:: Assignment A ::
Swap "balloon" for "beach ball" in the stretch of the breathing-support update from "However, his steps" through "back to SiPAP.", and write that stretch out again with the change.
:: Assignment B ::
Pick up the breathing-support update after its final sentence and keep writing.

:: Text block ::

We've had a series of ups and downs this week, albeit the downs a little less drastic than we've seen in the past. The best news is that he remains off the vent for the time being. He had been moving extremely quickly in this arena, with the doctors wanting to challenge him to the extent that they safely could, dropping quickly from the vent, to SiPAP, to lower pressures on SiPAP and eventually even to CPAP.

However, his steps in the right direction also require him to work a little harder, and while his gases (C02, pH, etc.) remained phenomenal (for him), his respiratory rate shot through the roof, and x-rays showed his lungs looking a little further deflated. The latter is especially important to avoid. You know when you go to blow up a balloon, and there's all this resistance at first that makes it difficult for it to get started? The doctors wanted to ensure his lungs stay open as possible in order to avoid that stage of higher resistance that would take so much more effort and energy, so they decided to give him a bit of a break, and they have moved him from CPAP back to SiPAP.

As an aside, the main difference between these latter two breathing machines is that SiPAP provides two pressures, a PIP and a PEEP, whereas CPAP only provides a PEEP. PIP (peak inspiratory pressure) is a concept referred to only when a patient is mechanically ventilated and is the pressure being forced into the lungs (when breathing normally, no air is being pushed into your lungs; instead, as your lungs expand, air is being pulled in.) PEEP (positive end-expiratory pressure) is the pressure maintained in your airways when you breathe out, so it's keeping your lungs open.

:: Dataset ::
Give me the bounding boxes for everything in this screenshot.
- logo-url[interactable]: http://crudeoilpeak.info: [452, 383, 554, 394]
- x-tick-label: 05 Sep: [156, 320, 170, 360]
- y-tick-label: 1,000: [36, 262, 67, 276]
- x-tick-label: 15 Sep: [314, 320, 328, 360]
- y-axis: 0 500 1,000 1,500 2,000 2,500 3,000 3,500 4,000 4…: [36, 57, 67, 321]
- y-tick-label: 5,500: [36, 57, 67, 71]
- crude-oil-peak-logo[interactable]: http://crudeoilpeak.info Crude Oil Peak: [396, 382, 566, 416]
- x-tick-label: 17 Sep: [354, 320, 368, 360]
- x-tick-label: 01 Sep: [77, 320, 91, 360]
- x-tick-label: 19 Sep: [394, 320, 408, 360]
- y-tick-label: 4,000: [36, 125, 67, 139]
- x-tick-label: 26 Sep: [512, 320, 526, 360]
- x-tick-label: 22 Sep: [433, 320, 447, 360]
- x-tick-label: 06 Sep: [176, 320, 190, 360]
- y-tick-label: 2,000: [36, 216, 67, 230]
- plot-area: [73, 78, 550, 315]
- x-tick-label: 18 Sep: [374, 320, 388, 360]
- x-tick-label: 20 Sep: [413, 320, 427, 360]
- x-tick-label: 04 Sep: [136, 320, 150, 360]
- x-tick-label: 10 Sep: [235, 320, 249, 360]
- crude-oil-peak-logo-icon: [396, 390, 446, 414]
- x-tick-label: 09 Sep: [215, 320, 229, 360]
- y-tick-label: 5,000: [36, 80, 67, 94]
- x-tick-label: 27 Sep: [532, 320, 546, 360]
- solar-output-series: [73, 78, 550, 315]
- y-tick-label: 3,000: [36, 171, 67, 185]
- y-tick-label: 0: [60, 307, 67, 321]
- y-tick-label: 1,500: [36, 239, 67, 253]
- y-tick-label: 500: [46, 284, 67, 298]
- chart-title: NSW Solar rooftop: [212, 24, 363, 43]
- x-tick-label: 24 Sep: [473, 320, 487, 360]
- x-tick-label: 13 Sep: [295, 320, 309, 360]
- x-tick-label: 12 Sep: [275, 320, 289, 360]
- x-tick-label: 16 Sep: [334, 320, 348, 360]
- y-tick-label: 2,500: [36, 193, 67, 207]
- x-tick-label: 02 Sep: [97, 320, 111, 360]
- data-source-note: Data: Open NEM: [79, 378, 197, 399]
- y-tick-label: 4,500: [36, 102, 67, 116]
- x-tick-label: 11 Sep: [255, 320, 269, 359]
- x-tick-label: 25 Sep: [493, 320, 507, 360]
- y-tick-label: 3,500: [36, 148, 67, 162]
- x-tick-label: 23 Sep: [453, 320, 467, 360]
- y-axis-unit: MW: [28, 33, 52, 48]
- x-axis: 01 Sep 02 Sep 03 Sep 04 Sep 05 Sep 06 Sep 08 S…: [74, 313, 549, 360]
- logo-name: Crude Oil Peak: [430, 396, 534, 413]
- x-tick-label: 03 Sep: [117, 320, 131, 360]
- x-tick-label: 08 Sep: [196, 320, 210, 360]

:: Answer area A ::
However, his steps in the right direction also require him to work a little harder, and while his gases (C02, pH, etc.) remained phenomenal (for him), his respiratory rate shot through the roof, and x-rays showed his lungs looking a little further deflated. The latter is especially important to avoid. You know when you go to blow up a beach ball, and there's all this resistance at first that makes it difficult for it to get started? The doctors wanted to ensure his lungs stay open as possible in order to avoid that stage of higher resistance that would take so much more effort and energy, so they decided to give him a bit of a break, and they have moved him from CPAP back to SiPAP.

:: Answer area B ::
His feeding tube is now going into his nose. The little bugger has such an active tongue (I can see why, given that they bundle his arms and legs six ways from Sunday; what else is he going to move??) that he was essentially licking the thing right out of his mouth. For a short time while he was on CPAP they also tried inching him toward bottle feedings -- a ways off -- by moving the tube into his stomach rather than his intestines (gastric versus transpyloric feeds), but with him back on higher pressures, he's also back to the transpyloric feeds for now.

The other great news for now is that this week's eye exam showed no further progression of the ROP. So while it hasn't regressed, it hasn't progressed either, and we'll take that. Because of the earlier rapid progression though, he'll continue to have an eye exam on a weekly basis, as opposed to the more typical two-week schedule.

He continues to gain weight, though much of it water weight, and, no exaggeration, had started accumulating chins! Each doctor seems to view the use of a diuretic and its side effects somewhat differently, but the nurses finally managed to talk one of the docs into a slow-acting diuretic, Aldactizide, rather than none at all. Turns out this was a bit too slow acting, and other practitioners who see him only periodically (and usually, as he's swaddled, only his face) even began to comment on his edema. Thus, as of yesterday, they've decided to administer the Lasix, more powerful than the Aldactizide, and his output has increased exponentially. The nurse last night told us he looked like a different baby, and she wasn't far off. We hope that this helps get the water off his lungs and breathing a little more easily.

Apparently, among his many talents, our little big guy is also a little Houdini. He consistently manages to get out of swaddles and was always surprising the nurses early on when they would position his head one way and return later to find his head turned the complete other direction. Preemie babies aren't supposed to be able to move like that! More recently, he has succeeded in moving his entire body. Our primary day nurse, Soumaya, captured his antics below.
He isn't supposed to be perpendicular to his pillow
Fortunately for him, he keeps looking so cute that his nurses and parents keep coming back.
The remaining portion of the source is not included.